* **Task to complete**:
Output all of the records exactly as written.

Data records

•••••

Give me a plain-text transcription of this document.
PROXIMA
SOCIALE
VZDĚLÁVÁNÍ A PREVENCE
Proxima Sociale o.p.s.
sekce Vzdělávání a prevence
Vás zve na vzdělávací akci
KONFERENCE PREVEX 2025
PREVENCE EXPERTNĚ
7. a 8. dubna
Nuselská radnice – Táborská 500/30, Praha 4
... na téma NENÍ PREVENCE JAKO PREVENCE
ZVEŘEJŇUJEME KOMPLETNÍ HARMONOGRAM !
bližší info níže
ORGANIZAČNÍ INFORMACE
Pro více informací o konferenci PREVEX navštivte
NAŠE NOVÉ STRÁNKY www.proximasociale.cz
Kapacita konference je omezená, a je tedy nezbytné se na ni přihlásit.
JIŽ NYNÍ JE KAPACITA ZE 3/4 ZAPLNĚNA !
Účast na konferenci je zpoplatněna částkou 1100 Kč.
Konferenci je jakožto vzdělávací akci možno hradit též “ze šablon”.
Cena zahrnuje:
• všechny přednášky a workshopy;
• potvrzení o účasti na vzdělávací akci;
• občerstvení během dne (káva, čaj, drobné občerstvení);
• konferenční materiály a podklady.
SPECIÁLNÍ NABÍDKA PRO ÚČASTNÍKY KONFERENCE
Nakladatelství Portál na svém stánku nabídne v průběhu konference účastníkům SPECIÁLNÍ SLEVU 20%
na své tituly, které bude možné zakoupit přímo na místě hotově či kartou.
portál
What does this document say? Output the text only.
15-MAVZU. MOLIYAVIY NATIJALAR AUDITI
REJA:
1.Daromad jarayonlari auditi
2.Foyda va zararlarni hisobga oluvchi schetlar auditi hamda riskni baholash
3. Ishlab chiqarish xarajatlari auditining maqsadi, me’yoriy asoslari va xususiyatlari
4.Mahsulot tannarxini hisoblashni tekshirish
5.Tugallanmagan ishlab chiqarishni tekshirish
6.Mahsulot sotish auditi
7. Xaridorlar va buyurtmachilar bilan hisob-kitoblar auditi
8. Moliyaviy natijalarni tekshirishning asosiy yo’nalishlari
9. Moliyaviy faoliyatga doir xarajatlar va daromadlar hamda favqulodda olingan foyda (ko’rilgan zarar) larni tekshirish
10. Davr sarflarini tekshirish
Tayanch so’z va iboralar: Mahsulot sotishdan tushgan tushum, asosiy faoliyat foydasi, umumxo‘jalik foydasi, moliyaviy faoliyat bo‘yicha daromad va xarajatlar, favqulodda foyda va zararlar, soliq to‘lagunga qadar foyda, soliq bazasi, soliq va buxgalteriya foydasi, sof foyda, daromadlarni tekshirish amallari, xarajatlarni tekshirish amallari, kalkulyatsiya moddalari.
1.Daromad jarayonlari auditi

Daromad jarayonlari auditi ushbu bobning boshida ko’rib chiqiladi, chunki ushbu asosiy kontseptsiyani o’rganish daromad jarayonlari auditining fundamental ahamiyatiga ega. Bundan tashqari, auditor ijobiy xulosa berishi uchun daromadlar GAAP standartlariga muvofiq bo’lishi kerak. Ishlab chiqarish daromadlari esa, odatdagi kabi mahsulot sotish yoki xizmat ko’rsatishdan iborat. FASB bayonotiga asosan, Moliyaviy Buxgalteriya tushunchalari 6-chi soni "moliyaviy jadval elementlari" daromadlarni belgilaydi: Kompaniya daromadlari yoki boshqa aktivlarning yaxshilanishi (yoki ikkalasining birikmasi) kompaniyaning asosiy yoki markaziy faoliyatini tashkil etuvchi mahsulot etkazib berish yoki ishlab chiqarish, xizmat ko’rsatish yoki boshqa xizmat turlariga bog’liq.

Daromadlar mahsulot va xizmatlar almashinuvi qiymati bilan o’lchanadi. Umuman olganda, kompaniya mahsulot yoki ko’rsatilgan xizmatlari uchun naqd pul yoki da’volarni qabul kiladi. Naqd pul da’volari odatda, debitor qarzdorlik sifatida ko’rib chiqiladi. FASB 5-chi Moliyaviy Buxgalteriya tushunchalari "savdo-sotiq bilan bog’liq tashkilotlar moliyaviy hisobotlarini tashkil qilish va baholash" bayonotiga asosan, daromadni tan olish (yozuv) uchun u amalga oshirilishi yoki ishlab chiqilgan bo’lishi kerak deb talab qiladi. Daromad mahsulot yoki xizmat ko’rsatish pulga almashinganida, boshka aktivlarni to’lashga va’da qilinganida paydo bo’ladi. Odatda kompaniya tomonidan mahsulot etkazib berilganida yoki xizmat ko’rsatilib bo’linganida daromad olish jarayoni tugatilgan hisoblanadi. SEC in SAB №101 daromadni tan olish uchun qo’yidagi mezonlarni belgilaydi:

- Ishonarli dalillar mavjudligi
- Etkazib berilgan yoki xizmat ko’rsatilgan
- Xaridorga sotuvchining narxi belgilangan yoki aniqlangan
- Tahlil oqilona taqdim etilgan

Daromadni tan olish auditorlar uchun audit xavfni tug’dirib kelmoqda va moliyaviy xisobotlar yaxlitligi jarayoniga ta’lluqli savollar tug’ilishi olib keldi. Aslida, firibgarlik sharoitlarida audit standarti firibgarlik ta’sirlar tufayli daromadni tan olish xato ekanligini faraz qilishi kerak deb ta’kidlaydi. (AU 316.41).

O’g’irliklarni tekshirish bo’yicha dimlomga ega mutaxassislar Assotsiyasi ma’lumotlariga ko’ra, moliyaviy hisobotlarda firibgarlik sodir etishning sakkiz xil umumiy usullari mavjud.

•••••

* **Output**:
Give me a plain-text transcription of this document.
PROXIMA
SOCIALE
VZDĚLÁVÁNÍ A PREVENCE
Proxima Sociale o.p.s.
sekce Vzdělávání a prevence
Vás zve na vzdělávací akci
KONFERENCE PREVEX 2025
PREVENCE EXPERTNĚ
7. a 8. dubna
Nuselská radnice – Táborská 500/30, Praha 4
... na téma NENÍ PREVENCE JAKO PREVENCE
ZVEŘEJŇUJEME KOMPLETNÍ HARMONOGRAM !
bližší info níže
ORGANIZAČNÍ INFORMACE
Pro více informací o konferenci PREVEX navštivte
NAŠE NOVÉ STRÁNKY www.proximasociale.cz
Kapacita konference je omezená, a je tedy nezbytné se na ni přihlásit.
JIŽ NYNÍ JE KAPACITA ZE 3/4 ZAPLNĚNA !
Účast na konferenci je zpoplatněna částkou 1100 Kč.
Konferenci je jakožto vzdělávací akci možno hradit též “ze šablon”.
Cena zahrnuje:
• všechny přednášky a workshopy;
• potvrzení o účasti na vzdělávací akci;
• občerstvení během dne (káva, čaj, drobné občerstvení);
• konferenční materiály a podklady.
SPECIÁLNÍ NABÍDKA PRO ÚČASTNÍKY KONFERENCE
Nakladatelství Portál na svém stánku nabídne v průběhu konference účastníkům SPECIÁLNÍ SLEVU 20%
na své tituly, které bude možné zakoupit přímo na místě hotově či kartou.
portál
What does this document say? Output the text only.
15-MAVZU. MOLIYAVIY NATIJALAR AUDITI
REJA:
1.Daromad jarayonlari auditi
2.Foyda va zararlarni hisobga oluvchi schetlar auditi hamda riskni baholash
3. Ishlab chiqarish xarajatlari auditining maqsadi, me’yoriy asoslari va xususiyatlari
4.Mahsulot tannarxini hisoblashni tekshirish
5.Tugallanmagan ishlab chiqarishni tekshirish
6.Mahsulot sotish auditi
7. Xaridorlar va buyurtmachilar bilan hisob-kitoblar auditi
8. Moliyaviy natijalarni tekshirishning asosiy yo’nalishlari
9. Moliyaviy faoliyatga doir xarajatlar va daromadlar hamda favqulodda olingan foyda (ko’rilgan zarar) larni tekshirish
10. Davr sarflarini tekshirish
Tayanch so’z va iboralar: Mahsulot sotishdan tushgan tushum, asosiy faoliyat foydasi, umumxo‘jalik foydasi, moliyaviy faoliyat bo‘yicha daromad va xarajatlar, favqulodda foyda va zararlar, soliq to‘lagunga qadar foyda, soliq bazasi, soliq va buxgalteriya foydasi, sof foyda, daromadlarni tekshirish amallari, xarajatlarni tekshirish amallari, kalkulyatsiya moddalari.
1.Daromad jarayonlari auditi

Daromad jarayonlari auditi ushbu bobning boshida ko’rib chiqiladi, chunki ushbu asosiy kontseptsiyani o’rganish daromad jarayonlari auditining fundamental ahamiyatiga ega. Bundan tashqari, auditor ijobiy xulosa berishi uchun daromadlar GAAP standartlariga muvofiq bo’lishi kerak. Ishlab chiqarish daromadlari esa, odatdagi kabi mahsulot sotish yoki xizmat ko’rsatishdan iborat. FASB bayonotiga asosan, Moliyaviy Buxgalteriya tushunchalari 6-chi soni "moliyaviy jadval elementlari" daromadlarni belgilaydi: Kompaniya daromadlari yoki boshqa aktivlarning yaxshilanishi (yoki ikkalasining birikmasi) kompaniyaning asosiy yoki markaziy faoliyatini tashkil etuvchi mahsulot etkazib berish yoki ishlab chiqarish, xizmat ko’rsatish yoki boshqa xizmat turlariga bog’liq.

Daromadlar mahsulot va xizmatlar almashinuvi qiymati bilan o’lchanadi. Umuman olganda, kompaniya mahsulot yoki ko’rsatilgan xizmatlari uchun naqd pul yoki da’volarni qabul kiladi. Naqd pul da’volari odatda, debitor qarzdorlik sifatida ko’rib chiqiladi. FASB 5-chi Moliyaviy Buxgalteriya tushunchalari "savdo-sotiq bilan bog’liq tashkilotlar moliyaviy hisobotlarini tashkil qilish va baholash" bayonotiga asosan, daromadni tan olish (yozuv) uchun u amalga oshirilishi yoki ishlab chiqilgan bo’lishi kerak deb talab qiladi. Daromad mahsulot yoki xizmat ko’rsatish pulga almashinganida, boshka aktivlarni to’lashga va’da qilinganida paydo bo’ladi. Odatda kompaniya tomonidan mahsulot etkazib berilganida yoki xizmat ko’rsatilib bo’linganida daromad olish jarayoni tugatilgan hisoblanadi. SEC in SAB №101 daromadni tan olish uchun qo’yidagi mezonlarni belgilaydi:

- Ishonarli dalillar mavjudligi
- Etkazib berilgan yoki xizmat ko’rsatilgan
- Xaridorga sotuvchining narxi belgilangan yoki aniqlangan
- Tahlil oqilona taqdim etilgan

Daromadni tan olish auditorlar uchun audit xavfni tug’dirib kelmoqda va moliyaviy xisobotlar yaxlitligi jarayoniga ta’lluqli savollar tug’ilishi olib keldi. Aslida, firibgarlik sharoitlarida audit standarti firibgarlik ta’sirlar tufayli daromadni tan olish xato ekanligini faraz qilishi kerak deb ta’kidlaydi. (AU 316.41).

O’g’irliklarni tekshirish bo’yicha dimlomga ega mutaxassislar Assotsiyasi ma’lumotlariga ko’ra, moliyaviy hisobotlarda firibgarlik sodir etishning sakkiz xil umumiy usullari mavjud.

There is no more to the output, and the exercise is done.